▶ _REQUIREMENT A_
Answer these questions using the text on GDPR compensation in the Netherlands:
(i) Which court issued the 2019 ruling about the UWV sharing medical data with a new employer?
(ii) What details of the journalist were visible on the BRP extract?
(iii) What compensation was the detainee awarded in the first instance?
▶ _REQUIREMENT B_
Carry the text on GDPR compensation in the Netherlands forward from its final sentence.

▶ _SOURCE TEXT_
——————————

The General Data Protection Regulation (GDPR) has been in effect in the Netherlands since 2018. Under the GDPR , fines can be imposed to punish privacy breaches. Apart from this fining option available to the Dutch Data Protection Authority, victims of a privacy breach can also claim compensation. In the meantime, several compensations have already been awarded based on GDPR breaches. Below, we discuss a number of practical examples. These compensations are in addition to any GDPR fines. They demonstrate that it is best to have your privacy affairs in order.
UWV wrongfully shares medical data with a new employer: €250
A first example can be found in a ruling by the Amsterdam District Court in 2019 (ECLI:NL:RBAMS:2019:6490). At that time, the UWV had wrongly shared medical data with a new employer of the employee concerned. Information regarding the employee's burnout was wrongly shared with the new employer. The UWV had left the disclosure entirely to an automated system without conducting a substantive review. The UWV was ordered to pay the employee compensation of 250 euros.
Company shares address details of a journalist: €250
In early 2020, the District Court of Northern Netherlands also issued a ruling regarding damages under the GDPR (ECLI:NL:RBNNE:2020:247). A submitted Facebook post revealed that a company, which possessed a BRP extract of a journalist in the context of legal proceedings, had unlawfully provided this extract to a third party. The journalist's address details were visible on this extract. The court was strict because the personal data was shared with a third party without the journalist's consent. The journalist was awarded damages of 250 euros.
Director shares strictly personal data of a detainee: €500
In April 2020, a new ruling followed, this time from the Administrative Jurisdiction Division of the Council of State (ECLI:NL:RVS:2020:898). In this case, the director of the Pieter Baan Centre had provided documents containing the detainee's health data to the Regional Disciplinary Board for Healthcare without the detainee's permission or knowledge. This concerned strictly confidential personal data of the detainee. In the first instance, the detainee was awarded compensation of 300 euros. On appeal, the compensation was set at 500 euros.

——————————

▶ _Dataset entries_
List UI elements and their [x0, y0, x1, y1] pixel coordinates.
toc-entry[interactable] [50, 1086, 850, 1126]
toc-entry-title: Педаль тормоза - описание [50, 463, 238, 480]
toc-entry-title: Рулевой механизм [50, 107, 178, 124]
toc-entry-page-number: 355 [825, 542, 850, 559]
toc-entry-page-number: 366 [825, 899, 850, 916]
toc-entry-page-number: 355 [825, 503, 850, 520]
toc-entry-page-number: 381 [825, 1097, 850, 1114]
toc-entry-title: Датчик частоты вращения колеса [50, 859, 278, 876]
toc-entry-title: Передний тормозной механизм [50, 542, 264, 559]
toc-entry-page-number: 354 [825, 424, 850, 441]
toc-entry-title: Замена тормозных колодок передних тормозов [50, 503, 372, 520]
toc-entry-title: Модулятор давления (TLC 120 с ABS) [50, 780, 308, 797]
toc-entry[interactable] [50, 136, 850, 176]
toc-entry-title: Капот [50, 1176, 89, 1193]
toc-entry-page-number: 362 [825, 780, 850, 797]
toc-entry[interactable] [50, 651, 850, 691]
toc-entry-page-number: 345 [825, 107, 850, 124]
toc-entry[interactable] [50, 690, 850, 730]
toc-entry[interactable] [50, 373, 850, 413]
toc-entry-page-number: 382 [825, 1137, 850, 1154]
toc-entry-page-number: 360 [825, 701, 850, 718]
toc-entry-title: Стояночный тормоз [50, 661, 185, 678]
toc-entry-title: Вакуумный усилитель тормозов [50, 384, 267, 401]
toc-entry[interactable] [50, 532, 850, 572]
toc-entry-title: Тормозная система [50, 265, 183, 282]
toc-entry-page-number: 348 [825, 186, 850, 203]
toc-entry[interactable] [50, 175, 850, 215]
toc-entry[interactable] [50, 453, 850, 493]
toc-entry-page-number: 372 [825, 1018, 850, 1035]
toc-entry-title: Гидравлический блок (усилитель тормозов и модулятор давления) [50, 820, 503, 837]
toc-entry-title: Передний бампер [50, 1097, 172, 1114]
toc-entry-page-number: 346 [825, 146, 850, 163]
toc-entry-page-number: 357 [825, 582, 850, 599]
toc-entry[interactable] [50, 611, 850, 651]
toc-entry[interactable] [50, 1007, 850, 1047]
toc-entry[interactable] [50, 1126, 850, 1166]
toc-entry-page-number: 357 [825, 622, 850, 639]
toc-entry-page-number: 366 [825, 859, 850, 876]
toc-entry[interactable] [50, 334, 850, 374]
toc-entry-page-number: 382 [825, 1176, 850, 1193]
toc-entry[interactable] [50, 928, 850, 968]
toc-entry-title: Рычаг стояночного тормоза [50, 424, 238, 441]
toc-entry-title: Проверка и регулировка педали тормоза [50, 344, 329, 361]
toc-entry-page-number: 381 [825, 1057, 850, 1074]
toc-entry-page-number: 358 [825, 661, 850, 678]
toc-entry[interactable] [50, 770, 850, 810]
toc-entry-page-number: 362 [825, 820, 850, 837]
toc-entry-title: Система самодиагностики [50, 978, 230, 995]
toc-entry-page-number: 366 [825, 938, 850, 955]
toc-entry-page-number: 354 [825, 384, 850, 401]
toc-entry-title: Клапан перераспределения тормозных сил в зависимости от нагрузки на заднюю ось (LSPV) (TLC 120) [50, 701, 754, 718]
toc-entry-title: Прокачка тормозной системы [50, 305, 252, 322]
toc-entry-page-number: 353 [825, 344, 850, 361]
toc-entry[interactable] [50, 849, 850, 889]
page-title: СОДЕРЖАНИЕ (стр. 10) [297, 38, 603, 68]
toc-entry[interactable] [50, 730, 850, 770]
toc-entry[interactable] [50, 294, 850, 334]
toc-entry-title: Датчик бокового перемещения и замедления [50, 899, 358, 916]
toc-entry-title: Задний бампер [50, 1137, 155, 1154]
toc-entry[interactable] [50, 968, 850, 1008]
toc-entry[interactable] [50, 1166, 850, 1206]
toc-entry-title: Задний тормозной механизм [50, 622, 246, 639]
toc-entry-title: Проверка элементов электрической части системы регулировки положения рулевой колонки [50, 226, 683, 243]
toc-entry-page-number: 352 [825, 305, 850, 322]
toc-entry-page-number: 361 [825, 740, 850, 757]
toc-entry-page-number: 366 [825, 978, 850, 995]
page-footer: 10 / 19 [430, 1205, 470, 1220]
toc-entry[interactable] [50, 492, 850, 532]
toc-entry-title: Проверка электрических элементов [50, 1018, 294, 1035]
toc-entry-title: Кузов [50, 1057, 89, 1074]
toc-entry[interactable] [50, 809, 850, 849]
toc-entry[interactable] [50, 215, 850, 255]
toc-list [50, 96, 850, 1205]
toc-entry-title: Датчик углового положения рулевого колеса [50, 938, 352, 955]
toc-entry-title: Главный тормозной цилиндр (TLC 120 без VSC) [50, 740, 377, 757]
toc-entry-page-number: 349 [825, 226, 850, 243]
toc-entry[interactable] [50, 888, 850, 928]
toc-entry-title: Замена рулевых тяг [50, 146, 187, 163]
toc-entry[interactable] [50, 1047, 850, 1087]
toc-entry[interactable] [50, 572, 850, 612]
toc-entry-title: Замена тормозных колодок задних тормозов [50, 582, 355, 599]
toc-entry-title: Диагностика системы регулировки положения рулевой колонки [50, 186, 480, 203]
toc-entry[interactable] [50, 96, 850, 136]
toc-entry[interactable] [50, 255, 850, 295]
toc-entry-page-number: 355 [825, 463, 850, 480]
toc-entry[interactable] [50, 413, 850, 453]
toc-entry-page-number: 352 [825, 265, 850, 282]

——————————

▶ _WRITTEN REPLY A_
(i) The Amsterdam District Court
(ii) The journalist's address details
(iii) 300 euros

▶ _WRITTEN REPLY B_
Municipality publishes BSN and other personal data: €500
In 2021, too, there were cases in which compensation was awarded on the basis of a GDPR violation. For example, in early 2021, there was a case (ECLI:NL:RBNNE:2021:106) involving a data breach on a public municipal website. The aggrieved party's email address, telephone number, and BSN were published online. He was awarded compensation of 500 euros.
Municipality ignores removal requests: €2,500
On July 12, 2021, the District Court of Rotterdam awarded exceptionally generous damages (ECLI:NL:RBROT:2021:6822). In this case, the aggrieved party had requested the Municipality of Rotterdam twice to remove health data from a file. This request was rejected on both occasions. Subsequently, the municipality decided to remove the data anyway. There had been unlawful data processing. Over a period of ten years, various individuals or entities were able to access this improperly processed personal data. Compensation of 2,500 euros was awarded.
Medical information is published in a book: €2,000
Naturally, there were also a number of cases in 2022 in which damages were awarded due to GDPR breaches. Recently, for example, there was the ruling by the District Court of Zeeland-West-Brabant (ECLI:NL:RBZWB:2022:5457). In this case, the plaintiff was being treated as a patient in a hospital. A hospital employee, namely the lover of the patient's ex-partner, repeatedly and unlawfully accessed the patient's medical file. As a result, medical information concerning the plaintiff ended up in a book. The plaintiff was awarded €2,000 in damages for non-pecuniary damage.